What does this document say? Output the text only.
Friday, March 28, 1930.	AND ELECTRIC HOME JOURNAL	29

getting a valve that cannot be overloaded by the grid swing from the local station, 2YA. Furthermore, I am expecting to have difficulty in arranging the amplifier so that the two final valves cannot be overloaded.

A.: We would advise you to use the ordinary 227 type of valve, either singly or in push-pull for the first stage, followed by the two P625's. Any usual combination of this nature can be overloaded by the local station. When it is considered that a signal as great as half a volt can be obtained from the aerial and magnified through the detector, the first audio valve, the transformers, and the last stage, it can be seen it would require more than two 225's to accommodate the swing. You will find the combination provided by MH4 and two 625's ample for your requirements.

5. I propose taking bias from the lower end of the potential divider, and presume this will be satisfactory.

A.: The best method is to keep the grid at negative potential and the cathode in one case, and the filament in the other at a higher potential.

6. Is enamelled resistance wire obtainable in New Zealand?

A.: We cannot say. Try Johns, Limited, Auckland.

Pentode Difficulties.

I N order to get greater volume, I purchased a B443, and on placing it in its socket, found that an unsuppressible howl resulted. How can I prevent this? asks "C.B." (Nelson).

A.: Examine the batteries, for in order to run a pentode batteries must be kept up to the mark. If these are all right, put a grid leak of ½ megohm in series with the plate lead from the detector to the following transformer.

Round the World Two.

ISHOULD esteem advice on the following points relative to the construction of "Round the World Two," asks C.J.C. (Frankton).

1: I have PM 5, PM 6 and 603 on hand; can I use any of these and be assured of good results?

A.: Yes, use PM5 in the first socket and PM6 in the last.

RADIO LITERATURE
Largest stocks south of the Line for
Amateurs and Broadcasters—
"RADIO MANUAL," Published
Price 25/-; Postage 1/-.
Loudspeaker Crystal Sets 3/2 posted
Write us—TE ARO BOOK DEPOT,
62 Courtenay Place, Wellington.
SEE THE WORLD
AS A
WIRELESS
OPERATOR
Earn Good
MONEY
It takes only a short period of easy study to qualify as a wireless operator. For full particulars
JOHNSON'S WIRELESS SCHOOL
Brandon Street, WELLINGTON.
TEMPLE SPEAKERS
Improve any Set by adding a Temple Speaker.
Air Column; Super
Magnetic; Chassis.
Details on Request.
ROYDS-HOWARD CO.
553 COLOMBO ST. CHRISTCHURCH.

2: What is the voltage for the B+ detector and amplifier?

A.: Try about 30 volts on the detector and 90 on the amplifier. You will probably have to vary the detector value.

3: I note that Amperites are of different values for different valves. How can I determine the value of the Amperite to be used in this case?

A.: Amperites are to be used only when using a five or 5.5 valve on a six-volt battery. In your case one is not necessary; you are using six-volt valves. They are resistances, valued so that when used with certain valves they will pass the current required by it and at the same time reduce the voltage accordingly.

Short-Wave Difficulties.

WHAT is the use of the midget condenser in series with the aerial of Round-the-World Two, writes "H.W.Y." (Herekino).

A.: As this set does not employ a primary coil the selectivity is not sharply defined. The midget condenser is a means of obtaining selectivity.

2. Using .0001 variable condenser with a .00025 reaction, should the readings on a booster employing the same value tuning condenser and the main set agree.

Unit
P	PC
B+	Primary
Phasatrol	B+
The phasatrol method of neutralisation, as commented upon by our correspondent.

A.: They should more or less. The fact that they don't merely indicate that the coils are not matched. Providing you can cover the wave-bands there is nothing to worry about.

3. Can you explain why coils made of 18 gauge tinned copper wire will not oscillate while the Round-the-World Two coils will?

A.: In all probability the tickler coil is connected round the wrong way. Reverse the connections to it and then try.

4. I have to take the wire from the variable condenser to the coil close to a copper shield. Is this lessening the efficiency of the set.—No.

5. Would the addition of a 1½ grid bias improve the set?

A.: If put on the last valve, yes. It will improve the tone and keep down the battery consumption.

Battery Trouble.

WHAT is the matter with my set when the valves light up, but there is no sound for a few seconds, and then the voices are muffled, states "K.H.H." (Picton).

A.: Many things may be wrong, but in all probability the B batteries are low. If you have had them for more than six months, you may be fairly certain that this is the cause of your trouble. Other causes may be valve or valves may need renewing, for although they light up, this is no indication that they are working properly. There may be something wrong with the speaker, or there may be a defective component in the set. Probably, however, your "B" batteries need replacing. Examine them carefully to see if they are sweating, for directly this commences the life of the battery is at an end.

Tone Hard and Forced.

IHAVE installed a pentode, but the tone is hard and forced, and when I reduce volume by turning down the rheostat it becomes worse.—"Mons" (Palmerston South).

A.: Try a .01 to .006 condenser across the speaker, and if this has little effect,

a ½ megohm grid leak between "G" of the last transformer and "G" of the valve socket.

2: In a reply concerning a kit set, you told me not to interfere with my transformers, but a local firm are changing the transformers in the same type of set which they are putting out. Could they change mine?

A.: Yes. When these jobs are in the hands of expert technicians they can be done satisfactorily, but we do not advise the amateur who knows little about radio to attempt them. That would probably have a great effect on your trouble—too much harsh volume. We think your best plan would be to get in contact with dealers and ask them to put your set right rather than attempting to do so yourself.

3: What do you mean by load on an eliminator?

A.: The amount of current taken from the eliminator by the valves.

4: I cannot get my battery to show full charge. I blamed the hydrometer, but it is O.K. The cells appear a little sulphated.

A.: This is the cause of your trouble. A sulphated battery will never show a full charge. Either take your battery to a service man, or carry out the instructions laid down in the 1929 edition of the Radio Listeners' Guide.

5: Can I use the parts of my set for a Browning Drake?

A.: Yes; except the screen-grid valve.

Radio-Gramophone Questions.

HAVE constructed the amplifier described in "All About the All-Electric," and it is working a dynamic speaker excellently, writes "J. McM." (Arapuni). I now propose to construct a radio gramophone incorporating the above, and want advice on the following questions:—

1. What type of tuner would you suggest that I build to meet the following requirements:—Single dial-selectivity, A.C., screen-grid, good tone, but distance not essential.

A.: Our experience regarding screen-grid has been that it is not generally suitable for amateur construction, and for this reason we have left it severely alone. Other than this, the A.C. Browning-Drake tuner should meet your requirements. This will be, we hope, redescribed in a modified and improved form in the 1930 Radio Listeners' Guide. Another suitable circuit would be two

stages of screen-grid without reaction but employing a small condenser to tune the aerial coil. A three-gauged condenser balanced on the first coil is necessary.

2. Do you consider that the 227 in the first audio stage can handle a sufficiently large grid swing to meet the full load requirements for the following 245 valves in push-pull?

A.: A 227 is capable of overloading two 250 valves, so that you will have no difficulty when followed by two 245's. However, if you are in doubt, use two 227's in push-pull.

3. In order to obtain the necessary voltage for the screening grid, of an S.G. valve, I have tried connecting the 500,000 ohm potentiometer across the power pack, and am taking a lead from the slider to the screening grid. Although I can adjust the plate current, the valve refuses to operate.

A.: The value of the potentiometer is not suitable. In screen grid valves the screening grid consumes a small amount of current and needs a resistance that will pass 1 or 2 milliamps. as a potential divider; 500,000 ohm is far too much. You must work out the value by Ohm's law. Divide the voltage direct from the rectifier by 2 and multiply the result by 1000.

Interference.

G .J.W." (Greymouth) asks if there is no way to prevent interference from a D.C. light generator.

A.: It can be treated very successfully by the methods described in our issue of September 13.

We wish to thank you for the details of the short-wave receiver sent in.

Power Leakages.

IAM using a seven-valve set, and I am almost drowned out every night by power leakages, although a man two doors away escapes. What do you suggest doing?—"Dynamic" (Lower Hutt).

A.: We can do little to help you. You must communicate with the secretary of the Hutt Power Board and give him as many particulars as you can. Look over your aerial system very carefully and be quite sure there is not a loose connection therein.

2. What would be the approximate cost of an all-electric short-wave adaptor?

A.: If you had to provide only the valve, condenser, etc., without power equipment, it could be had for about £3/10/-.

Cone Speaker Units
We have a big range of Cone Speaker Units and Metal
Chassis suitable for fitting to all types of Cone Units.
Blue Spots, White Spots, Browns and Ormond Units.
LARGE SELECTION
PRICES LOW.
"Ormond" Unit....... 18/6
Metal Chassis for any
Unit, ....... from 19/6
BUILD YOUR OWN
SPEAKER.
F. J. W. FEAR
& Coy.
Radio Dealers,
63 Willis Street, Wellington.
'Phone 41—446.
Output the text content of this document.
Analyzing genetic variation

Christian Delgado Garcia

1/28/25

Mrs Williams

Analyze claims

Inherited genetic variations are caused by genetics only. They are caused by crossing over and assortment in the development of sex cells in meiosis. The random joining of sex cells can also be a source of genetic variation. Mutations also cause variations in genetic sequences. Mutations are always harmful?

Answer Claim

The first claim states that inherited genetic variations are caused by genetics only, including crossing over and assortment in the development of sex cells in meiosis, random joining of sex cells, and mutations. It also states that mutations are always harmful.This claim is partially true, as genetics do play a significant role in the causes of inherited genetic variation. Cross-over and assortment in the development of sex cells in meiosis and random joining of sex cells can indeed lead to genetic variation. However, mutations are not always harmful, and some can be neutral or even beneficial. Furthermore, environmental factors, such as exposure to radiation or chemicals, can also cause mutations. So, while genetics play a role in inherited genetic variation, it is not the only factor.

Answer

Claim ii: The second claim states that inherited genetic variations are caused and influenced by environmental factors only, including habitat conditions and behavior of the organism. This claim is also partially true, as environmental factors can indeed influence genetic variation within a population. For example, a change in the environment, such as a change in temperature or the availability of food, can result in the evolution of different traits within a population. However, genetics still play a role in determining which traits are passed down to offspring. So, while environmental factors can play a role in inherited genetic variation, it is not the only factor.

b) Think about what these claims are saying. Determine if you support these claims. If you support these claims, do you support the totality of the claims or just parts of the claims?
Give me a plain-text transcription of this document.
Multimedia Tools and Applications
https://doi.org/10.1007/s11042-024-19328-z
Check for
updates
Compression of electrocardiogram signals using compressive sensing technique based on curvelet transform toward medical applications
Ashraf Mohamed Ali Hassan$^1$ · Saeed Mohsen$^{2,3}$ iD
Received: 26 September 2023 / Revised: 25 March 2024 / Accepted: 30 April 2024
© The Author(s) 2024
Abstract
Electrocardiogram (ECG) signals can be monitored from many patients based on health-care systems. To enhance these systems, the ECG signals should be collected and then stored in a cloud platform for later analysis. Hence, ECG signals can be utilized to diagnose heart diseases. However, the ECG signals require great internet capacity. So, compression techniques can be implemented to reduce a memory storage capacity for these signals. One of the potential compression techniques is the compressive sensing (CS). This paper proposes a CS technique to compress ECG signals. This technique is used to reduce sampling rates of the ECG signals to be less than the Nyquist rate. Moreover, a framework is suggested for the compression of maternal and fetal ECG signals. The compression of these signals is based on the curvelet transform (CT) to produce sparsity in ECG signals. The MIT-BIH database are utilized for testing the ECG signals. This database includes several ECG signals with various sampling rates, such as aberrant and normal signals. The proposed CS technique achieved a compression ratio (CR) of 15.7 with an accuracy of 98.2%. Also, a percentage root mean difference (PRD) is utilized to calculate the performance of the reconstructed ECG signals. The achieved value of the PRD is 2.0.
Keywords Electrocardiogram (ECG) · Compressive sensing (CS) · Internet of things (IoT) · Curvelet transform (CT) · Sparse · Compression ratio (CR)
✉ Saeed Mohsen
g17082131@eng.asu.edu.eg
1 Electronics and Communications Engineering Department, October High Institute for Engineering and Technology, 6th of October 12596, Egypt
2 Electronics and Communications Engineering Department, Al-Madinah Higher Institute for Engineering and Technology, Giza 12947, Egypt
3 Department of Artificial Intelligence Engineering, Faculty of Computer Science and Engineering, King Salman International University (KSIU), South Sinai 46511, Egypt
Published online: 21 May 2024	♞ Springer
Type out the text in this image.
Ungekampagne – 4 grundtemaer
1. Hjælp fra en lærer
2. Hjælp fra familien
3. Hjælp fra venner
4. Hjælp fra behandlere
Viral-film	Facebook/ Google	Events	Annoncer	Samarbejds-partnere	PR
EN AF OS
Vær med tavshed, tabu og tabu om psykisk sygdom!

WHAT IS NEEDED — Restate word for word every line from the one containing "Type out the text in this image." through the final line of the listing. Both end lines belong in the answer.

SOLUTION TO THIS EXERCISE —
Type out the text in this image.
Ungekampagne – 4 grundtemaer
1. Hjælp fra en lærer
2. Hjælp fra familien
3. Hjælp fra venner
4. Hjælp fra behandlere
Viral-film	Facebook/ Google	Events	Annoncer	Samarbejds-partnere	PR
EN AF OS
Vær med tavshed, tabu og tabu om psykisk sygdom!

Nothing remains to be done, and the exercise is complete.